[Start Given data]

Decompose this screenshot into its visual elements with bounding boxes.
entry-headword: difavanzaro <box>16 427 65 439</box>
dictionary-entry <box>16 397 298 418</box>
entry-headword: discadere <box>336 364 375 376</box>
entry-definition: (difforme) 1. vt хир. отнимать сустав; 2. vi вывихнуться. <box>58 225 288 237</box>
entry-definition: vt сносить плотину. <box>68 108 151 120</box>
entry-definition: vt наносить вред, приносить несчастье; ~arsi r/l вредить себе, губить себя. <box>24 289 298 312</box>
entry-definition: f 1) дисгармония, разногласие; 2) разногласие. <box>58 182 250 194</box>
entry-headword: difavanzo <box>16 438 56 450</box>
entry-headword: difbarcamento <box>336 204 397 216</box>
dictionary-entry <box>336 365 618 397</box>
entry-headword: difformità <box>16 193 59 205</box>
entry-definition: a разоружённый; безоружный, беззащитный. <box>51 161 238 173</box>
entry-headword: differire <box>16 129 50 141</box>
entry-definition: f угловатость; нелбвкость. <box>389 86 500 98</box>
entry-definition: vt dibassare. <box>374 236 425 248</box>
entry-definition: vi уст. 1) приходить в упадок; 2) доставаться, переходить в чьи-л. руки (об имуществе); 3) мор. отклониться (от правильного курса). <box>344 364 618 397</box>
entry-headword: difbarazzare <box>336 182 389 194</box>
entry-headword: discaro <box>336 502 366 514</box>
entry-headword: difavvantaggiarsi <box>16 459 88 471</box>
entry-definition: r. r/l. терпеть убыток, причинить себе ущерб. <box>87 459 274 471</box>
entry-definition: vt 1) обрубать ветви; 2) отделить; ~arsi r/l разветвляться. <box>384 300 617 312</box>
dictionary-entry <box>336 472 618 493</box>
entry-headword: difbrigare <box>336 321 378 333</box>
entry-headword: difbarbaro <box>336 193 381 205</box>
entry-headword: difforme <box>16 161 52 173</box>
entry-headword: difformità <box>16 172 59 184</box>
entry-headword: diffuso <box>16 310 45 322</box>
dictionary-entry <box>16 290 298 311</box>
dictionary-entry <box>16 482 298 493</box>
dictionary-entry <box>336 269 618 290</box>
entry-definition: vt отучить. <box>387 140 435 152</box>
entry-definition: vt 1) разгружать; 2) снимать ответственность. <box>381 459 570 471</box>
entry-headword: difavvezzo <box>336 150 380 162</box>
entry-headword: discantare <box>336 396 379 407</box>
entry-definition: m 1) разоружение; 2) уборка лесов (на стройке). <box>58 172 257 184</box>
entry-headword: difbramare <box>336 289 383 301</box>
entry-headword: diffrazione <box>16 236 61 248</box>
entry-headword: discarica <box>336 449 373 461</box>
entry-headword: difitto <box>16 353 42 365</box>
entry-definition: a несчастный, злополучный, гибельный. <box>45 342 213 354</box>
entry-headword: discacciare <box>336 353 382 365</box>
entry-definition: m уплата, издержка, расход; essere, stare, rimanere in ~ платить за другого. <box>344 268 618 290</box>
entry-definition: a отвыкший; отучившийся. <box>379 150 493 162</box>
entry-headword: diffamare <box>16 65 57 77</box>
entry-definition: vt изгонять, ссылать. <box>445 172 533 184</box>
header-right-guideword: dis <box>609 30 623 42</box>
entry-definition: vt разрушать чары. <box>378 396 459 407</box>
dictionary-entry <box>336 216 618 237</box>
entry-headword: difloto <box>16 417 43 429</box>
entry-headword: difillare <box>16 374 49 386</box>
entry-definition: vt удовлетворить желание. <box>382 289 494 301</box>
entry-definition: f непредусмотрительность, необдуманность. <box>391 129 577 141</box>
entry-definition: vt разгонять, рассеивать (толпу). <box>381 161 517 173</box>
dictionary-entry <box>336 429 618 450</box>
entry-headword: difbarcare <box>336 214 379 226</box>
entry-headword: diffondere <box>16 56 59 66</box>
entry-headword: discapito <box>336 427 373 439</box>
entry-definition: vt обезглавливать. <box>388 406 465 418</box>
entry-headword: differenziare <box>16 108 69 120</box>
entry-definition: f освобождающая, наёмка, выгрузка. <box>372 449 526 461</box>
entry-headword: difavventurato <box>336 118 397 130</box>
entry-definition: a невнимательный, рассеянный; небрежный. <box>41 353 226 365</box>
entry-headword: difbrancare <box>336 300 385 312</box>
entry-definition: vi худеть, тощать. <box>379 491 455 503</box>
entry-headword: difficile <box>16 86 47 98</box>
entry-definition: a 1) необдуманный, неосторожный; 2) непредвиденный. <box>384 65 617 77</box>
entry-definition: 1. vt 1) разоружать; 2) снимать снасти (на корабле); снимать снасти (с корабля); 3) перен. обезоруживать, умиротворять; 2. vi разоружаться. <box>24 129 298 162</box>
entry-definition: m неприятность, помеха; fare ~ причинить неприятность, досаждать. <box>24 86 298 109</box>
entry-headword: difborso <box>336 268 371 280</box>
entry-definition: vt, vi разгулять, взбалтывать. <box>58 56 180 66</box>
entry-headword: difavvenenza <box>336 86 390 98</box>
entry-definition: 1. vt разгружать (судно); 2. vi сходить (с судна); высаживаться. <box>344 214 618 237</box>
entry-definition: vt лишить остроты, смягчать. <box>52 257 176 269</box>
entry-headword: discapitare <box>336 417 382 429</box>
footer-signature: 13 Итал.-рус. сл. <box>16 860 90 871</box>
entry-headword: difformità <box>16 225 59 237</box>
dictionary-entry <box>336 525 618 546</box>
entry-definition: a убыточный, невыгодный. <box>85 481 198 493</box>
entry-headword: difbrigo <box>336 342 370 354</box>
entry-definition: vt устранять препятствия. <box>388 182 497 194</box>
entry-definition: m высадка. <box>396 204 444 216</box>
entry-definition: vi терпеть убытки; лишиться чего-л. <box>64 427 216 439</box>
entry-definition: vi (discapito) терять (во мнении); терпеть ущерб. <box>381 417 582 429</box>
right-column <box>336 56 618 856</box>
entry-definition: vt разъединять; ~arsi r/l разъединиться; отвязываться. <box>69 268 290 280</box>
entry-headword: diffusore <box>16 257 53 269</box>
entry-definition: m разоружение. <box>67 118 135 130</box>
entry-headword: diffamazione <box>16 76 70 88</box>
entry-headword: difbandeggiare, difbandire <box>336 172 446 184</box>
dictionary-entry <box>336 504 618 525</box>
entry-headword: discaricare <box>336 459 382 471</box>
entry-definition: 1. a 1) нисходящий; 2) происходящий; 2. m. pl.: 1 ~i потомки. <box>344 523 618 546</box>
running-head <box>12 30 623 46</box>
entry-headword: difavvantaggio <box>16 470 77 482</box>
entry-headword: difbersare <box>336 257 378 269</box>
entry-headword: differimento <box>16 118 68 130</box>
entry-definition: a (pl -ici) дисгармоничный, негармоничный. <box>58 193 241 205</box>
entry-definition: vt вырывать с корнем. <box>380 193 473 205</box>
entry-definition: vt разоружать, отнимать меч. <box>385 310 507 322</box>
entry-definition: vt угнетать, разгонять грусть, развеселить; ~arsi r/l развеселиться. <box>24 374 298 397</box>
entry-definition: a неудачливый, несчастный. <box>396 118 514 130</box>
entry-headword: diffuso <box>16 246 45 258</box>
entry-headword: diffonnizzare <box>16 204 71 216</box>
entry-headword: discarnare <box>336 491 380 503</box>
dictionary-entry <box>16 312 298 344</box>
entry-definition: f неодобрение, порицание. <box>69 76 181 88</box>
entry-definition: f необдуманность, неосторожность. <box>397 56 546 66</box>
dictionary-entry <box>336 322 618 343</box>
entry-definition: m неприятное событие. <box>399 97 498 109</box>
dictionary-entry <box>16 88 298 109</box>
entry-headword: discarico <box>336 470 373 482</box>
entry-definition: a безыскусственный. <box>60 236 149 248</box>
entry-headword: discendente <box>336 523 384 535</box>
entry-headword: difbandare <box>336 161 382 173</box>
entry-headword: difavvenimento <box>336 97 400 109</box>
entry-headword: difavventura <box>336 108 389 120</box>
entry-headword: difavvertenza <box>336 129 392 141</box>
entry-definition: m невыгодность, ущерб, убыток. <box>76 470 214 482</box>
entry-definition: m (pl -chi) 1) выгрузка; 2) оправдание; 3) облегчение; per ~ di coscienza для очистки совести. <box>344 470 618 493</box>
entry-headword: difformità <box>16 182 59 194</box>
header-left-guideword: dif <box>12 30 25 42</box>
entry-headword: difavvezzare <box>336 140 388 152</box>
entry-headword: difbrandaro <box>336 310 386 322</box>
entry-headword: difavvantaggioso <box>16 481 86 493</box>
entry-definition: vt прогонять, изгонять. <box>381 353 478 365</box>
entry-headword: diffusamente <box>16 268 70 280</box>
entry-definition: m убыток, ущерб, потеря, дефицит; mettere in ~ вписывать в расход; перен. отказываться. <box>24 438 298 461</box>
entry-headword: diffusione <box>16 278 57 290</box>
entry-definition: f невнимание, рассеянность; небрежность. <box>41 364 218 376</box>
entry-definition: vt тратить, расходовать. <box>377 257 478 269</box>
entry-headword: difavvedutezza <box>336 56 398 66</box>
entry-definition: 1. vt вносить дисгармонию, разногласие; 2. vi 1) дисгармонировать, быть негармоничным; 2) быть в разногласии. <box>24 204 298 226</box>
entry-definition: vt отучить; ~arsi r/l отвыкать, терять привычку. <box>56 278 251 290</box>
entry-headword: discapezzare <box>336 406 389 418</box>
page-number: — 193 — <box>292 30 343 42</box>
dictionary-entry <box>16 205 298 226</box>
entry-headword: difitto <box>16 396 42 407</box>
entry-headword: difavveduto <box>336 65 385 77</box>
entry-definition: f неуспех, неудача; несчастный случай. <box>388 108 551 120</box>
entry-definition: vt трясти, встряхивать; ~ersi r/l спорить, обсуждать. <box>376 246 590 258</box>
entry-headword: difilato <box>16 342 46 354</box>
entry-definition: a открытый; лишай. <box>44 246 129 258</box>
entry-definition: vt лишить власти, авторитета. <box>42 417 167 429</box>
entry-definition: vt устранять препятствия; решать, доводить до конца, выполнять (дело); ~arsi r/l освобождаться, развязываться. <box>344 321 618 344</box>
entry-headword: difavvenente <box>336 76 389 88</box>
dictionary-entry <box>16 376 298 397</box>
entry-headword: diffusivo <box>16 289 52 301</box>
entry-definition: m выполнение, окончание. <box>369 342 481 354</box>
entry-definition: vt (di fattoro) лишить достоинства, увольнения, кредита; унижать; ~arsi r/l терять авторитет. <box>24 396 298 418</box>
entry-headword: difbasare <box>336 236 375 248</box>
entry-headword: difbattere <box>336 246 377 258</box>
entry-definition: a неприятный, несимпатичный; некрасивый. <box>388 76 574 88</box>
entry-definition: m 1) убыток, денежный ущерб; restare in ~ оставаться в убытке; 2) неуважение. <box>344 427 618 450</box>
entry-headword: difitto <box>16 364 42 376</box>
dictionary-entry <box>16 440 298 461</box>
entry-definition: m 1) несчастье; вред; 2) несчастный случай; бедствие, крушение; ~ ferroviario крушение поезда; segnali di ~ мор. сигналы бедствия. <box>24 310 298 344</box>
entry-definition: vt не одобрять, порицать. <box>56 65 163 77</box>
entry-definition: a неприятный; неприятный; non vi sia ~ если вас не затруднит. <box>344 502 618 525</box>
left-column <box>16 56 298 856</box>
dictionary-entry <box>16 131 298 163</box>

[End Given data]

Write out the items verbatim, from the first line through the line containing "entry-definition: f 1)", including that line.

Decompose this screenshot into its visual elements with bounding boxes.
entry-headword: difavanzaro <box>16 427 65 439</box>
dictionary-entry <box>16 397 298 418</box>
entry-headword: discadere <box>336 364 375 376</box>
entry-definition: (difforme) 1. vt хир. отнимать сустав; 2. vi вывихнуться. <box>58 225 288 237</box>
entry-definition: vt сносить плотину. <box>68 108 151 120</box>
entry-definition: vt наносить вред, приносить несчастье; ~arsi r/l вредить себе, губить себя. <box>24 289 298 312</box>
entry-definition: f 1) дисгармония, разногласие; 2) разногласие. <box>58 182 250 194</box>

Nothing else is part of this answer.